TASK PROMPT => Present the following data again exactly as it is shown.

— START OF EXCERPTED DATA —

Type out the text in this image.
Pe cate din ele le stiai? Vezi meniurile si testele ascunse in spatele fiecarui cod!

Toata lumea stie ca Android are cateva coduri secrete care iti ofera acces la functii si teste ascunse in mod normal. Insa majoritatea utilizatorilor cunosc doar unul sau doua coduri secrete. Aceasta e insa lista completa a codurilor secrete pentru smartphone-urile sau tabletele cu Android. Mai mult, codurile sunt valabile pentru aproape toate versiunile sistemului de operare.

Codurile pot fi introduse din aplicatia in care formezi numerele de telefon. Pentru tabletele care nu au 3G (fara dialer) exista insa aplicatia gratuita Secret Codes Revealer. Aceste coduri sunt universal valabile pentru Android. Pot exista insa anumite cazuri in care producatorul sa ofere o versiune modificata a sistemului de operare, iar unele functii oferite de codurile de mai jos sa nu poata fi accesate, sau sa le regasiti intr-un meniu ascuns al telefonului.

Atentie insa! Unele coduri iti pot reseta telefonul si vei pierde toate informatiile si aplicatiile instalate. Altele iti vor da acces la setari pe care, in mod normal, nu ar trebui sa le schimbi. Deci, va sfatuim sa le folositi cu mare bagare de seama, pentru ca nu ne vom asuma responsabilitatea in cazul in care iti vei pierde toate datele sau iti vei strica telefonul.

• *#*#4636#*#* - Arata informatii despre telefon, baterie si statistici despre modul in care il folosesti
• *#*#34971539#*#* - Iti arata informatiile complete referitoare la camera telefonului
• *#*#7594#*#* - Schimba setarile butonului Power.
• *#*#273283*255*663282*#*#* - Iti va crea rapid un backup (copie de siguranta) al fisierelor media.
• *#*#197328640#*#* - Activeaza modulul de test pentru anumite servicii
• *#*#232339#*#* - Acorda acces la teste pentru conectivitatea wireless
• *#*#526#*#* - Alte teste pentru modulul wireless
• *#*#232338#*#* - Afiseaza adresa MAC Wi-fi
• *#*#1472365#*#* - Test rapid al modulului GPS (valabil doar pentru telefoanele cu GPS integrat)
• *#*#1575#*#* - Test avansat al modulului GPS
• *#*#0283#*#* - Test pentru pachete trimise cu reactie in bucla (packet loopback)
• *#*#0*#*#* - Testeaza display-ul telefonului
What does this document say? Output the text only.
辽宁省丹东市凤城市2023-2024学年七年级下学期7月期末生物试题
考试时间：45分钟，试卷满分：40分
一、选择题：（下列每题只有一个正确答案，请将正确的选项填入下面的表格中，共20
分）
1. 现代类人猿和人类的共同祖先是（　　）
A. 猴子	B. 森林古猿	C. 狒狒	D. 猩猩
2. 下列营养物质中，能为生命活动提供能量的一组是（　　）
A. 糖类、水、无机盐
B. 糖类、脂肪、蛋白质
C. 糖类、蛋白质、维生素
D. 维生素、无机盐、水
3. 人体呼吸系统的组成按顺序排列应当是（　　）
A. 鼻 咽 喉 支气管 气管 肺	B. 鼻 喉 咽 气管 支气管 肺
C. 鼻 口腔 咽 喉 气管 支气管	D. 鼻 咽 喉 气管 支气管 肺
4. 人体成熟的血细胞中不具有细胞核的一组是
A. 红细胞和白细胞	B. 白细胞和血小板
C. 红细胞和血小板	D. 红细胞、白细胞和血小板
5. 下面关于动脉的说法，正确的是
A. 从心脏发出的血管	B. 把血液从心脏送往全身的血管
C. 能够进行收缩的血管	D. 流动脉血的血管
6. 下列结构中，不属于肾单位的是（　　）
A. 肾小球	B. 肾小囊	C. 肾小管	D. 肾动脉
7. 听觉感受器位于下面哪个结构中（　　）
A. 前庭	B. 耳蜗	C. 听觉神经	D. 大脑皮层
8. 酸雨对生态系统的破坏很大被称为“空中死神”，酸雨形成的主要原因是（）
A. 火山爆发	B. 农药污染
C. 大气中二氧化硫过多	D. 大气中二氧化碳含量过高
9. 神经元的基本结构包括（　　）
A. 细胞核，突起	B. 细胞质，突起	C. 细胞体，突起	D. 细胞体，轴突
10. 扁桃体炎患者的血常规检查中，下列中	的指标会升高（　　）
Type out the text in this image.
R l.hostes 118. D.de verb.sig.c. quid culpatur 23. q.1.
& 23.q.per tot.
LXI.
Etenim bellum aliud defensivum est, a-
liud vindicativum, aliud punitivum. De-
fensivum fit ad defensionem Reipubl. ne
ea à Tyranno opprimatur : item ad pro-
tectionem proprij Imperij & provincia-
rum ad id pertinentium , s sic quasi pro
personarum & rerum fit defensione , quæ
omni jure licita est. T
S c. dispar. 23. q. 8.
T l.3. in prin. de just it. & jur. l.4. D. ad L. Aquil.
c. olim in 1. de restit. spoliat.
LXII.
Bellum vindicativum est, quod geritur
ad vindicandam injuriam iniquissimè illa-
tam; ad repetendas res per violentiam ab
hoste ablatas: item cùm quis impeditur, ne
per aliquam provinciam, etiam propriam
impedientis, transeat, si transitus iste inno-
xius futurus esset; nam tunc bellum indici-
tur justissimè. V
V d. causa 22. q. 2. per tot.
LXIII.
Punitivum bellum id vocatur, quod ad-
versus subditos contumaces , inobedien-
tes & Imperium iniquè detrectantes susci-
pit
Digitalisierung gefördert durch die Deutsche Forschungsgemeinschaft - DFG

— END OF EXCERPTED DATA —

ANSWER FOR THIS EXERCISE =>
Type out the text in this image.
Pe cate din ele le stiai? Vezi meniurile si testele ascunse in spatele fiecarui cod!

Toata lumea stie ca Android are cateva coduri secrete care iti ofera acces la functii si teste ascunse in mod normal. Insa majoritatea utilizatorilor cunosc doar unul sau doua coduri secrete. Aceasta e insa lista completa a codurilor secrete pentru smartphone-urile sau tabletele cu Android. Mai mult, codurile sunt valabile pentru aproape toate versiunile sistemului de operare.

Codurile pot fi introduse din aplicatia in care formezi numerele de telefon. Pentru tabletele care nu au 3G (fara dialer) exista insa aplicatia gratuita Secret Codes Revealer. Aceste coduri sunt universal valabile pentru Android. Pot exista insa anumite cazuri in care producatorul sa ofere o versiune modificata a sistemului de operare, iar unele functii oferite de codurile de mai jos sa nu poata fi accesate, sau sa le regasiti intr-un meniu ascuns al telefonului.

Atentie insa! Unele coduri iti pot reseta telefonul si vei pierde toate informatiile si aplicatiile instalate. Altele iti vor da acces la setari pe care, in mod normal, nu ar trebui sa le schimbi. Deci, va sfatuim sa le folositi cu mare bagare de seama, pentru ca nu ne vom asuma responsabilitatea in cazul in care iti vei pierde toate datele sau iti vei strica telefonul.

• *#*#4636#*#* - Arata informatii despre telefon, baterie si statistici despre modul in care il folosesti
• *#*#34971539#*#* - Iti arata informatiile complete referitoare la camera telefonului
• *#*#7594#*#* - Schimba setarile butonului Power.
• *#*#273283*255*663282*#*#* - Iti va crea rapid un backup (copie de siguranta) al fisierelor media.
• *#*#197328640#*#* - Activeaza modulul de test pentru anumite servicii
• *#*#232339#*#* - Acorda acces la teste pentru conectivitatea wireless
• *#*#526#*#* - Alte teste pentru modulul wireless
• *#*#232338#*#* - Afiseaza adresa MAC Wi-fi
• *#*#1472365#*#* - Test rapid al modulului GPS (valabil doar pentru telefoanele cu GPS integrat)
• *#*#1575#*#* - Test avansat al modulului GPS
• *#*#0283#*#* - Test pentru pachete trimise cu reactie in bucla (packet loopback)
• *#*#0*#*#* - Testeaza display-ul telefonului
What does this document say? Output the text only.
辽宁省丹东市凤城市2023-2024学年七年级下学期7月期末生物试题
考试时间：45分钟，试卷满分：40分
一、选择题：（下列每题只有一个正确答案，请将正确的选项填入下面的表格中，共20
分）
1. 现代类人猿和人类的共同祖先是（　　）
A. 猴子	B. 森林古猿	C. 狒狒	D. 猩猩
2. 下列营养物质中，能为生命活动提供能量的一组是（　　）
A. 糖类、水、无机盐
B. 糖类、脂肪、蛋白质
C. 糖类、蛋白质、维生素
D. 维生素、无机盐、水
3. 人体呼吸系统的组成按顺序排列应当是（　　）
A. 鼻 咽 喉 支气管 气管 肺	B. 鼻 喉 咽 气管 支气管 肺
C. 鼻 口腔 咽 喉 气管 支气管	D. 鼻 咽 喉 气管 支气管 肺
4. 人体成熟的血细胞中不具有细胞核的一组是
A. 红细胞和白细胞	B. 白细胞和血小板
C. 红细胞和血小板	D. 红细胞、白细胞和血小板
5. 下面关于动脉的说法，正确的是
A. 从心脏发出的血管	B. 把血液从心脏送往全身的血管
C. 能够进行收缩的血管	D. 流动脉血的血管
6. 下列结构中，不属于肾单位的是（　　）
A. 肾小球	B. 肾小囊	C. 肾小管	D. 肾动脉
7. 听觉感受器位于下面哪个结构中（　　）
A. 前庭	B. 耳蜗	C. 听觉神经	D. 大脑皮层
8. 酸雨对生态系统的破坏很大被称为“空中死神”，酸雨形成的主要原因是（）
A. 火山爆发	B. 农药污染
C. 大气中二氧化硫过多	D. 大气中二氧化碳含量过高
9. 神经元的基本结构包括（　　）
A. 细胞核，突起	B. 细胞质，突起	C. 细胞体，突起	D. 细胞体，轴突
10. 扁桃体炎患者的血常规检查中，下列中	的指标会升高（　　）
Type out the text in this image.
R l.hostes 118. D.de verb.sig.c. quid culpatur 23. q.1.
& 23.q.per tot.
LXI.
Etenim bellum aliud defensivum est, a-
liud vindicativum, aliud punitivum. De-
fensivum fit ad defensionem Reipubl. ne
ea à Tyranno opprimatur : item ad pro-
tectionem proprij Imperij & provincia-
rum ad id pertinentium , s sic quasi pro
personarum & rerum fit defensione , quæ
omni jure licita est. T
S c. dispar. 23. q. 8.
T l.3. in prin. de just it. & jur. l.4. D. ad L. Aquil.
c. olim in 1. de restit. spoliat.
LXII.
Bellum vindicativum est, quod geritur
ad vindicandam injuriam iniquissimè illa-
tam; ad repetendas res per violentiam ab
hoste ablatas: item cùm quis impeditur, ne
per aliquam provinciam, etiam propriam
impedientis, transeat, si transitus iste inno-
xius futurus esset; nam tunc bellum indici-
tur justissimè. V
V d. causa 22. q. 2. per tot.
LXIII.
Punitivum bellum id vocatur, quod ad-
versus subditos contumaces , inobedien-
tes & Imperium iniquè detrectantes susci-
pit
Digitalisierung gefördert durch die Deutsche Forschungsgemeinschaft - DFG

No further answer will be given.